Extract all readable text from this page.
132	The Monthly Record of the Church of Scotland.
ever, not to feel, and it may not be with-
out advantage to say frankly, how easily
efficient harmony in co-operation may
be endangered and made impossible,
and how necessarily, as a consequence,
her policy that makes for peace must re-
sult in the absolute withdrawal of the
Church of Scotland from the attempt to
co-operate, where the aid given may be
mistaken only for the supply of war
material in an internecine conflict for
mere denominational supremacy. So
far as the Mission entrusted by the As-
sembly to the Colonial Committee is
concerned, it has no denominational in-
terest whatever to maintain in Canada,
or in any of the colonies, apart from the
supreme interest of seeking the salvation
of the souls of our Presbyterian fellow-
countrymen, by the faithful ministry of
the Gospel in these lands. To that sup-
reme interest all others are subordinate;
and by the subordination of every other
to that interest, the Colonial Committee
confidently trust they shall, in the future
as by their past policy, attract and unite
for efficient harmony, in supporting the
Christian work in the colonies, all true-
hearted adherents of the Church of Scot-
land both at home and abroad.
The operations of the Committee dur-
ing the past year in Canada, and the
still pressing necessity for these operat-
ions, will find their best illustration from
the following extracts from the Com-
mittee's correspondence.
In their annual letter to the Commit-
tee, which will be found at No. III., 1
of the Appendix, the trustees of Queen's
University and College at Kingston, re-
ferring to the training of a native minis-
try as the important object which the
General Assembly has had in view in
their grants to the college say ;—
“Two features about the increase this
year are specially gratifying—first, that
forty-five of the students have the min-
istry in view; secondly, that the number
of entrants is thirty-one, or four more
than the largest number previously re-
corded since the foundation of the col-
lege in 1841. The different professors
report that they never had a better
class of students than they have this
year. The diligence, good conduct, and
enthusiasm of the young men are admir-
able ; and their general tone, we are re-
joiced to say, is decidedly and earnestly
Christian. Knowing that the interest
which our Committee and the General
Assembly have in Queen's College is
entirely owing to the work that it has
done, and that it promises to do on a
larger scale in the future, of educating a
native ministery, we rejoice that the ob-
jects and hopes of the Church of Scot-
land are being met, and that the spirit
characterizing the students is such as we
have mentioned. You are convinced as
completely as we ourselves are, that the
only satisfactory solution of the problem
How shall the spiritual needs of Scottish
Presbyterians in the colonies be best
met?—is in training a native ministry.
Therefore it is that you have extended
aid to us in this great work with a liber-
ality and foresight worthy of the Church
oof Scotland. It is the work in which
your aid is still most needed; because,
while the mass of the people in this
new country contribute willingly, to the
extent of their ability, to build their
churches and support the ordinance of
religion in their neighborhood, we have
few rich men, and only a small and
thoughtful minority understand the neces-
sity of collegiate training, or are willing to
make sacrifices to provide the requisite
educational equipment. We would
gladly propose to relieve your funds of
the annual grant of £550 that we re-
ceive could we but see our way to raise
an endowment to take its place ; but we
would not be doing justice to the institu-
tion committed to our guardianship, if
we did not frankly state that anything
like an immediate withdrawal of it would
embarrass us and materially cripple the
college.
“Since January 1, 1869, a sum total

▸ **WHAT TO DO**: In this exercise, repeat all entries exactly.

▸ **CORRECT ANSWER**:
Extract all readable text from this page.
132	The Monthly Record of the Church of Scotland.
ever, not to feel, and it may not be with-
out advantage to say frankly, how easily
efficient harmony in co-operation may
be endangered and made impossible,
and how necessarily, as a consequence,
her policy that makes for peace must re-
sult in the absolute withdrawal of the
Church of Scotland from the attempt to
co-operate, where the aid given may be
mistaken only for the supply of war
material in an internecine conflict for
mere denominational supremacy. So
far as the Mission entrusted by the As-
sembly to the Colonial Committee is
concerned, it has no denominational in-
terest whatever to maintain in Canada,
or in any of the colonies, apart from the
supreme interest of seeking the salvation
of the souls of our Presbyterian fellow-
countrymen, by the faithful ministry of
the Gospel in these lands. To that sup-
reme interest all others are subordinate;
and by the subordination of every other
to that interest, the Colonial Committee
confidently trust they shall, in the future
as by their past policy, attract and unite
for efficient harmony, in supporting the
Christian work in the colonies, all true-
hearted adherents of the Church of Scot-
land both at home and abroad.
The operations of the Committee dur-
ing the past year in Canada, and the
still pressing necessity for these operat-
ions, will find their best illustration from
the following extracts from the Com-
mittee's correspondence.
In their annual letter to the Commit-
tee, which will be found at No. III., 1
of the Appendix, the trustees of Queen's
University and College at Kingston, re-
ferring to the training of a native minis-
try as the important object which the
General Assembly has had in view in
their grants to the college say ;—
“Two features about the increase this
year are specially gratifying—first, that
forty-five of the students have the min-
istry in view; secondly, that the number
of entrants is thirty-one, or four more
than the largest number previously re-
corded since the foundation of the col-
lege in 1841. The different professors
report that they never had a better
class of students than they have this
year. The diligence, good conduct, and
enthusiasm of the young men are admir-
able ; and their general tone, we are re-
joiced to say, is decidedly and earnestly
Christian. Knowing that the interest
which our Committee and the General
Assembly have in Queen's College is
entirely owing to the work that it has
done, and that it promises to do on a
larger scale in the future, of educating a
native ministery, we rejoice that the ob-
jects and hopes of the Church of Scot-
land are being met, and that the spirit
characterizing the students is such as we
have mentioned. You are convinced as
completely as we ourselves are, that the
only satisfactory solution of the problem
How shall the spiritual needs of Scottish
Presbyterians in the colonies be best
met?—is in training a native ministry.
Therefore it is that you have extended
aid to us in this great work with a liber-
ality and foresight worthy of the Church
oof Scotland. It is the work in which
your aid is still most needed; because,
while the mass of the people in this
new country contribute willingly, to the
extent of their ability, to build their
churches and support the ordinance of
religion in their neighborhood, we have
few rich men, and only a small and
thoughtful minority understand the neces-
sity of collegiate training, or are willing to
make sacrifices to provide the requisite
educational equipment. We would
gladly propose to relieve your funds of
the annual grant of £550 that we re-
ceive could we but see our way to raise
an endowment to take its place ; but we
would not be doing justice to the institu-
tion committed to our guardianship, if
we did not frankly state that anything
like an immediate withdrawal of it would
embarrass us and materially cripple the
college.
“Since January 1, 1869, a sum total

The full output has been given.